(Stored data entries)
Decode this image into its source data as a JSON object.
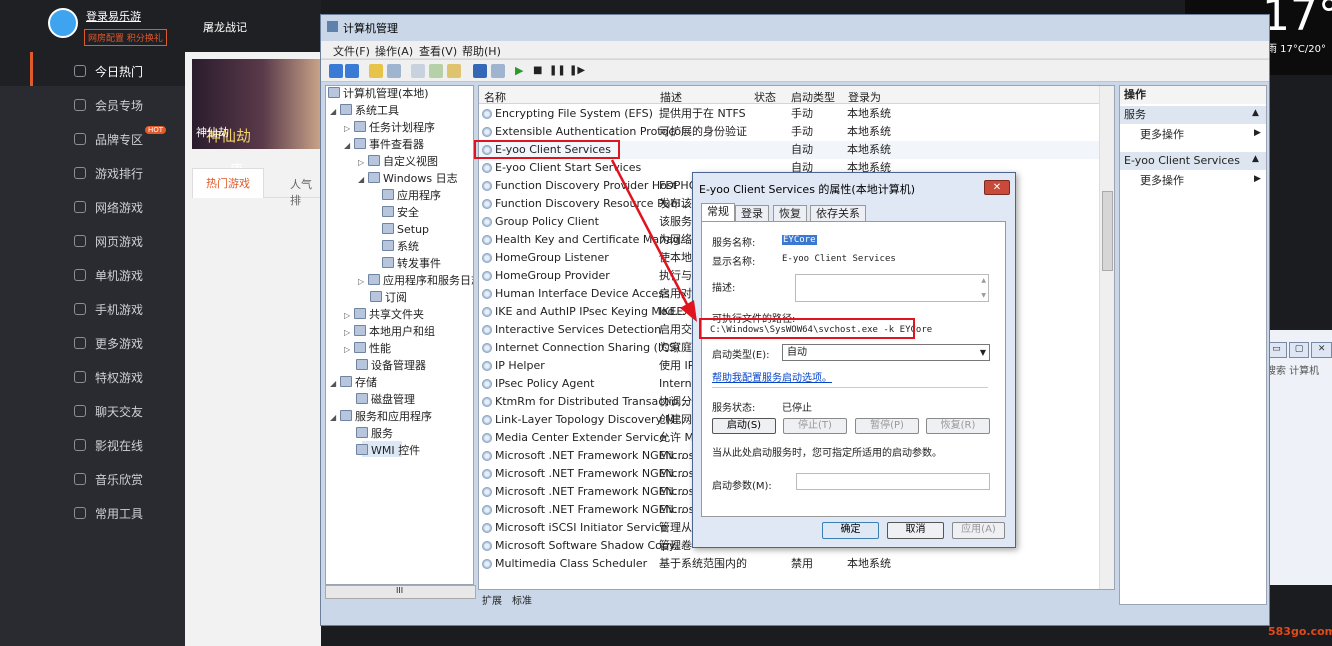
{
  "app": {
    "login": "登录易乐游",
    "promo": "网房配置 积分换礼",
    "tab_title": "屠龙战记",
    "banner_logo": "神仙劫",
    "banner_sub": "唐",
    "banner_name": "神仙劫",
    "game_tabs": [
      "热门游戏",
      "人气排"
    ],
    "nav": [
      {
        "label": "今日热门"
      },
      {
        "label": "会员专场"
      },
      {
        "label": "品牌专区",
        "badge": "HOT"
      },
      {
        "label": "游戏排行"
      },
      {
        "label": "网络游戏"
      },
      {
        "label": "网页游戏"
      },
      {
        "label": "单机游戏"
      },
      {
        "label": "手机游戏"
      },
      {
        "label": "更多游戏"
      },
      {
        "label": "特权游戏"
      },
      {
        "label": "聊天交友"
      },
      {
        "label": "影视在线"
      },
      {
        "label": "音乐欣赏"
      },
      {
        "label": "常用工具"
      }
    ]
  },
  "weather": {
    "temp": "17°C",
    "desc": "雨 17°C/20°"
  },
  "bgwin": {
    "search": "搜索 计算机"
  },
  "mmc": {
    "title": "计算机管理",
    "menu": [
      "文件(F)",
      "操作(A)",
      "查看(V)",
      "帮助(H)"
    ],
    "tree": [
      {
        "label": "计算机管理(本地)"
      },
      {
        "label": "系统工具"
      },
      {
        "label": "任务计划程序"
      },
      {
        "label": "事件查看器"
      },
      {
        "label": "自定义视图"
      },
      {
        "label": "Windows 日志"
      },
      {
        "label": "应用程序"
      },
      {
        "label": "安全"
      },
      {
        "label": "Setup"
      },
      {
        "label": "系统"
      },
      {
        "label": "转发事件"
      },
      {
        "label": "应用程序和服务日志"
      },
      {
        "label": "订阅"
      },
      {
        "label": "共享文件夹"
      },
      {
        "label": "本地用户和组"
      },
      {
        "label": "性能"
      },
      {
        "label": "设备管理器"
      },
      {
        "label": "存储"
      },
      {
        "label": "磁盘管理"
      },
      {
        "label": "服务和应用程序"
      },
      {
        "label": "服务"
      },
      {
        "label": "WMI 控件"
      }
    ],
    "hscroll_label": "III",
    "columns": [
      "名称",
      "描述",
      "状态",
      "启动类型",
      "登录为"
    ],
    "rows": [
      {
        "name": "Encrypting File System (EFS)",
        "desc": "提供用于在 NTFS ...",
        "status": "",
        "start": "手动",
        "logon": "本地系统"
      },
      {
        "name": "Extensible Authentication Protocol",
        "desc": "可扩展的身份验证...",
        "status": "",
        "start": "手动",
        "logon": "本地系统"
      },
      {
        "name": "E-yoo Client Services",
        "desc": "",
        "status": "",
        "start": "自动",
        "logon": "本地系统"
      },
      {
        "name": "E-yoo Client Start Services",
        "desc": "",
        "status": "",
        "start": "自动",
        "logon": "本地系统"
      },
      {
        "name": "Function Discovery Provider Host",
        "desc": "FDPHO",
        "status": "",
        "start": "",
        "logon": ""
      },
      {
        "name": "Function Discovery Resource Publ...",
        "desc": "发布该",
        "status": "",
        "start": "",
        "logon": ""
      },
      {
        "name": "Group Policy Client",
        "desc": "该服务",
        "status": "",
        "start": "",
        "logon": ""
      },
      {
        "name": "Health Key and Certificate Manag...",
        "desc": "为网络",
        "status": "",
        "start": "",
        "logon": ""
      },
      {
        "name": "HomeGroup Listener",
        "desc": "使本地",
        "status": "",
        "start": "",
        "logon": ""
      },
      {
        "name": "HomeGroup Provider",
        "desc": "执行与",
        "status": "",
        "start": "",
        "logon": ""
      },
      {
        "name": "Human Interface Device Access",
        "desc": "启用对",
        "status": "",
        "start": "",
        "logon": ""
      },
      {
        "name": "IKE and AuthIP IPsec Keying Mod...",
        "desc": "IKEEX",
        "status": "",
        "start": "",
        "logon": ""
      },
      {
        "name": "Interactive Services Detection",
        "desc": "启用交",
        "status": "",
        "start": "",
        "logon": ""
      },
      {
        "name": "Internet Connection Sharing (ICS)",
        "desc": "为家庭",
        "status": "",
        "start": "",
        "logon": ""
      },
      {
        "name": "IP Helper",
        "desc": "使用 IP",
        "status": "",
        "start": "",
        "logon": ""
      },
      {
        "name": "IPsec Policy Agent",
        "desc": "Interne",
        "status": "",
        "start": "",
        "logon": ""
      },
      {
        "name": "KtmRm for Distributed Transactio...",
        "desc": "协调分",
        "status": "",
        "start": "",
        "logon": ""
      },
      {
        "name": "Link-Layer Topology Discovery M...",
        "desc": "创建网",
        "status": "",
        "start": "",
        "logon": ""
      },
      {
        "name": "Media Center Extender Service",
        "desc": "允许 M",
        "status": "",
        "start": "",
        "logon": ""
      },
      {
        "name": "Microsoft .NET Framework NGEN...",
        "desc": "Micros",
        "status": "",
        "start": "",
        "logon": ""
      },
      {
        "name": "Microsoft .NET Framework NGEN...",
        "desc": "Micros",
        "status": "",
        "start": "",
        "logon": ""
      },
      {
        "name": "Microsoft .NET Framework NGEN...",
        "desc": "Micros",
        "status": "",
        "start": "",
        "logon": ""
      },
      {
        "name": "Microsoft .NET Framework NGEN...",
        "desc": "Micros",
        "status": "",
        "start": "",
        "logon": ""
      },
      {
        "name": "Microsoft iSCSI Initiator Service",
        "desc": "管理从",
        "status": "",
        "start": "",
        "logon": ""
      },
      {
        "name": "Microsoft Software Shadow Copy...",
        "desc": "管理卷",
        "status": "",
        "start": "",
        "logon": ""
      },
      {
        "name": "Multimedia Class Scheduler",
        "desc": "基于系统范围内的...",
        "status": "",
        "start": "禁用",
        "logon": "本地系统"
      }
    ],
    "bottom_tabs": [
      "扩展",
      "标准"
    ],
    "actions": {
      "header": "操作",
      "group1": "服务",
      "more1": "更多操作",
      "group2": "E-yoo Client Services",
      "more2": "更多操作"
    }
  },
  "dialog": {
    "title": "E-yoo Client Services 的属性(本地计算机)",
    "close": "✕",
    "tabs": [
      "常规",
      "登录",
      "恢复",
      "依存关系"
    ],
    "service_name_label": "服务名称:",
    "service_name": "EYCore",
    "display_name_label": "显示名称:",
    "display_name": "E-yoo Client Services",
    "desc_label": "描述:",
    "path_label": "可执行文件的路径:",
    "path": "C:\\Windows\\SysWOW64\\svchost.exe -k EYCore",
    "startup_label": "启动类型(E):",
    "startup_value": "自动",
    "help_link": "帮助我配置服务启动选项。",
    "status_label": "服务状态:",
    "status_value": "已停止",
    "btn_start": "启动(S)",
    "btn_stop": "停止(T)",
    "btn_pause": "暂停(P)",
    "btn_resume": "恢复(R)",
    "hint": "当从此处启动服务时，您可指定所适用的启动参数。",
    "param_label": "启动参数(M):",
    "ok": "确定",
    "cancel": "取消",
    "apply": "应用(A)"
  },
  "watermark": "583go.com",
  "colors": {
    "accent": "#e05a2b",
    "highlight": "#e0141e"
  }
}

*What the task requires:*
Search the records above for the string "Services". Copy every line that contains it.

*Solution to this problem:*
        "name": "E-yoo Client Services",
        "name": "E-yoo Client Start Services",
        "name": "Interactive Services Detection",
      "group2": "E-yoo Client Services",
    "title": "E-yoo Client Services 的属性(本地计算机)",
    "display_name": "E-yoo Client Services",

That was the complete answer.